● PROBLEMS AND TASKS:
(1) Check each statement against the text on Professor Blair's collaborations in China. Answer yes or no, and quote the exact words from the text that settle it.
(a) In 2005, Massey University signed a Tripartite agreement with Peking and Shihezi Universities.
(b) Professor Blair met Professor Mingjun Liu at a 2011 workshop held in Shanghai.
(c) The joint sheep projects with Professors Jianfeng Gao and Zongsheng Zhao were funded by New Zealand research agencies.
(2) In the text on Professor Blair's collaborations in China, what project came out of the work with Professor Mingjun Liu?

● EXERCISE PASSAGE:

============================================================

New Zealand Based Food Protection Researchers
Professor Blair has developed three strong collaborations with Chinese colleagues over the last decade. In 2005, Massey University signed a Tripartite agreement with Peking and Shihezi Universities. Since 2007, Professor Blair has completed a number of joint sheep research projects funded by Chinese research agencies with Professors Jianfeng Gao and Zongsheng Zhao from Shihezi University. During the establishment of this fruitful relationship, a further connection was made to Professor Runlin Ma at the Chinese Academy of Science who is an alumnus of Shihezi University. In the last 5 years, Professor Ma has become the lead researcher for the Chinese Academy of Science for the rapidly growing intensive indoor sheep farming sector. Professor Blair has visited several intensive indoor sheep operations with Professor Ma and a number of research projects have been planned. At a joint Massey University – Chinese Academy of Science 2011 Workshop held in Beijing Professor Blair met Professor Mingjun Liu from the Xinjiang Academy of Animal Science. Once again, several sheep research projects have eventuated, including a stocktake of local Xinjiang genetic resources. Through these enduring relationships, Professor Blair and his collaborators are contributing to food security in China through increased animal productivity while being cognisant of environmental and sustainability matters.

============================================================

● RECORDS SHOWN:
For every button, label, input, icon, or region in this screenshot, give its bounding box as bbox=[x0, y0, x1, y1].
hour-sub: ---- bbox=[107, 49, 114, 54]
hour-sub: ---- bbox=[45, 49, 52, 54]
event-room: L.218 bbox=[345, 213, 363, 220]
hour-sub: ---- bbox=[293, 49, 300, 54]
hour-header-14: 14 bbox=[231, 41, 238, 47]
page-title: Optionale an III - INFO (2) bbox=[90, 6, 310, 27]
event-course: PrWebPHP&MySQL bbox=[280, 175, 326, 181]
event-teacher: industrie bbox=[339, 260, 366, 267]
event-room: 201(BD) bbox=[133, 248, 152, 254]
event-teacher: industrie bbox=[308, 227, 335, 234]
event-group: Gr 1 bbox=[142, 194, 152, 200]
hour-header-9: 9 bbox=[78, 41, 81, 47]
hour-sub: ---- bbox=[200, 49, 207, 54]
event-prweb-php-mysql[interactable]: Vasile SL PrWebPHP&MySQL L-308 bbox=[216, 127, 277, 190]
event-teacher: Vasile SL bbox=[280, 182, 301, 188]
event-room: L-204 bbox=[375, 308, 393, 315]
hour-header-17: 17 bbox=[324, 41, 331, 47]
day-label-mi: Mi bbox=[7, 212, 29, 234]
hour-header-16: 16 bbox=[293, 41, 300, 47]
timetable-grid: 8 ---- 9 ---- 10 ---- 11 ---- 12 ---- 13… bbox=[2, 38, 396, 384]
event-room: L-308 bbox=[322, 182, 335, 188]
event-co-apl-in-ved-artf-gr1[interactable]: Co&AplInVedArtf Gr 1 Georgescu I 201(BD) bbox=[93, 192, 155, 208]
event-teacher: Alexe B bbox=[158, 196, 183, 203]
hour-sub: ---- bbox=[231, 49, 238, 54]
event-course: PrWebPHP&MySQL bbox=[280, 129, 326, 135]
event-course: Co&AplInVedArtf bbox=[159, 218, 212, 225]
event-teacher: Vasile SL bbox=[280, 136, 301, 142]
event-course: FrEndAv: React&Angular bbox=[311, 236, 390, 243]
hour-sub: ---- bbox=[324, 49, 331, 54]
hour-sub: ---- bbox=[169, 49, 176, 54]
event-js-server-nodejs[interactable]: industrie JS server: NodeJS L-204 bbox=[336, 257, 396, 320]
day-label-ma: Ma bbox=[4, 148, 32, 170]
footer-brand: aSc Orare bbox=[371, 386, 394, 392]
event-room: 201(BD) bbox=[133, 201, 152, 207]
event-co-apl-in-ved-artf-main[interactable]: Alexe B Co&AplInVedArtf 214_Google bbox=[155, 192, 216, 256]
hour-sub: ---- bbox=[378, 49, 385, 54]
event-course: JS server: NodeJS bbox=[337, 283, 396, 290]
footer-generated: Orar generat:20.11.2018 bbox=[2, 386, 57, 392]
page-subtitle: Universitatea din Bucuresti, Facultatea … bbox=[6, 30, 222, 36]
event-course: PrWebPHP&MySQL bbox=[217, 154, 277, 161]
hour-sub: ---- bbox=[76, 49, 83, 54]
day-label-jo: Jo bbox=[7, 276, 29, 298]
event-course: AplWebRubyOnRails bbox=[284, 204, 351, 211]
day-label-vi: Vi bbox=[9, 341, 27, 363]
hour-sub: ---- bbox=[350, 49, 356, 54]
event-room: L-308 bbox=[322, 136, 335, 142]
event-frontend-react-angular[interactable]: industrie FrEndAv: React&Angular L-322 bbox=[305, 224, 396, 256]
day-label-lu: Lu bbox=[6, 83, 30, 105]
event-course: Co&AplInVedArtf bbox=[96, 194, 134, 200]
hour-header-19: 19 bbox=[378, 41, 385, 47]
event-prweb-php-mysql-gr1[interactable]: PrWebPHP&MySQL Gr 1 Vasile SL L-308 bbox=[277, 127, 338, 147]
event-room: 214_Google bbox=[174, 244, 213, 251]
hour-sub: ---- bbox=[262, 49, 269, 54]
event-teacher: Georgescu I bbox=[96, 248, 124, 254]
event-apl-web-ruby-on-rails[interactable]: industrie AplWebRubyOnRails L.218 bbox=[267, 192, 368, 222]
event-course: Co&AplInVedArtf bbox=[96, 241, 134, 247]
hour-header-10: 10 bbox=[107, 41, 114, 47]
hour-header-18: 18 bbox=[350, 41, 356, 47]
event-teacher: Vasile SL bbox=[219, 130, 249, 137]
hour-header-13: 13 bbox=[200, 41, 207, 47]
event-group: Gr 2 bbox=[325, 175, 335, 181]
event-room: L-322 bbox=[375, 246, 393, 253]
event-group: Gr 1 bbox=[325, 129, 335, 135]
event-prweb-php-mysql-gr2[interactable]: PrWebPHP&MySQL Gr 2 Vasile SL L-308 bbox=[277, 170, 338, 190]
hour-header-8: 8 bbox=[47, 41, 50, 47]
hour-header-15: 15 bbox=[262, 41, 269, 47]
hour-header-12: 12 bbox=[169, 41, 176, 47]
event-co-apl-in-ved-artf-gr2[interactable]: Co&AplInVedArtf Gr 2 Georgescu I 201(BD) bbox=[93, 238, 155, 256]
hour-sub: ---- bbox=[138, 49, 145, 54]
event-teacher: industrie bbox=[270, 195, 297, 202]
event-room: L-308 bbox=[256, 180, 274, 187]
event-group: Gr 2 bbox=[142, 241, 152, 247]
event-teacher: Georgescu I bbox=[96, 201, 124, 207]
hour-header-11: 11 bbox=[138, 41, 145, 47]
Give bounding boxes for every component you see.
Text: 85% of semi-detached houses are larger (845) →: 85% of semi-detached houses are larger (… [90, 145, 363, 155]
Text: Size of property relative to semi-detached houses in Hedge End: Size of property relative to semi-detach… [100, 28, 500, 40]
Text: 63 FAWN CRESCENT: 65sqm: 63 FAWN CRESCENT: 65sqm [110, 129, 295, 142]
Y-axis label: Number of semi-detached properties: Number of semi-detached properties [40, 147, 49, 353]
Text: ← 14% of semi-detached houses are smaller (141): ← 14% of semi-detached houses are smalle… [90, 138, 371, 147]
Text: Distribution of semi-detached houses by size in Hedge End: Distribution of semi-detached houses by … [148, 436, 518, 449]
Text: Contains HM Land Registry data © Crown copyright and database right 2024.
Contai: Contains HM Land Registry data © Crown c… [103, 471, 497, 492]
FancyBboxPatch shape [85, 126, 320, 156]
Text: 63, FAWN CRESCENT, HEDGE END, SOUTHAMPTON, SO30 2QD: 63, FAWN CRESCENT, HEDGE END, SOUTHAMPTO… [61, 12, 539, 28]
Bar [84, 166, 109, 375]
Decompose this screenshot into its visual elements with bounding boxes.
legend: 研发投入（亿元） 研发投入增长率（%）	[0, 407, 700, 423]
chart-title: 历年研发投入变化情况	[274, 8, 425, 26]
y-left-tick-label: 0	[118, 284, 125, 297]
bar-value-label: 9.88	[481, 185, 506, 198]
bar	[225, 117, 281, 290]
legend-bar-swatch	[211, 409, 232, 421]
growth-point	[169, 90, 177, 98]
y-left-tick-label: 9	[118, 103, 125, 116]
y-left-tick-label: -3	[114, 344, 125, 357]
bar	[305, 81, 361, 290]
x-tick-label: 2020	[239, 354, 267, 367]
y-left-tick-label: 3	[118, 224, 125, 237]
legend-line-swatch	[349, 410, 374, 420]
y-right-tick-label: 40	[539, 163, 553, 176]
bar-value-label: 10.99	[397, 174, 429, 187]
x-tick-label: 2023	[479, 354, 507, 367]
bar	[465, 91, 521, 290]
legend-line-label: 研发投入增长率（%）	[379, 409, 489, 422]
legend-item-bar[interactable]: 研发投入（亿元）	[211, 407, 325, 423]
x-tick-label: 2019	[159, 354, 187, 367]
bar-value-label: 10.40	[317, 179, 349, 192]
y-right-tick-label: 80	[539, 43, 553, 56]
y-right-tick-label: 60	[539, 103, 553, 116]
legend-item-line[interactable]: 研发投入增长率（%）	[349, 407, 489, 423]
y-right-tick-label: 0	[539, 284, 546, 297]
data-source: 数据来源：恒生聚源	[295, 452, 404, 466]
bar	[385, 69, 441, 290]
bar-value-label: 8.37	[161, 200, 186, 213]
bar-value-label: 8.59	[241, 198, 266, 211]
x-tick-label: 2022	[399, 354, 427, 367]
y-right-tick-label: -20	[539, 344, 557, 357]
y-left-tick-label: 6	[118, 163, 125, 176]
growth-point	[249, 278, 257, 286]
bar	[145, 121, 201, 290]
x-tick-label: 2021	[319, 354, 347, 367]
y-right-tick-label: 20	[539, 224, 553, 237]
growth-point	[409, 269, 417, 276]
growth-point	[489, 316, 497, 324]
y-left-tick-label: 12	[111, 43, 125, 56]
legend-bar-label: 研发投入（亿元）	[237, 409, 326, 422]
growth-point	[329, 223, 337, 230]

============================================================

● OUTPUTS FOR THE TASKS:
(1)
(a) Yes: "In 2005, Massey University signed a Tripartite agreement with Peking and Shihezi Universities."
(b) No: "At a joint Massey University – Chinese Academy of Science 2011 Workshop held in Beijing Professor Blair met Professor Mingjun Liu"
(c) No: "a number of joint sheep research projects funded by Chinese research agencies"

(2) A stocktake of local Xinjiang genetic resources.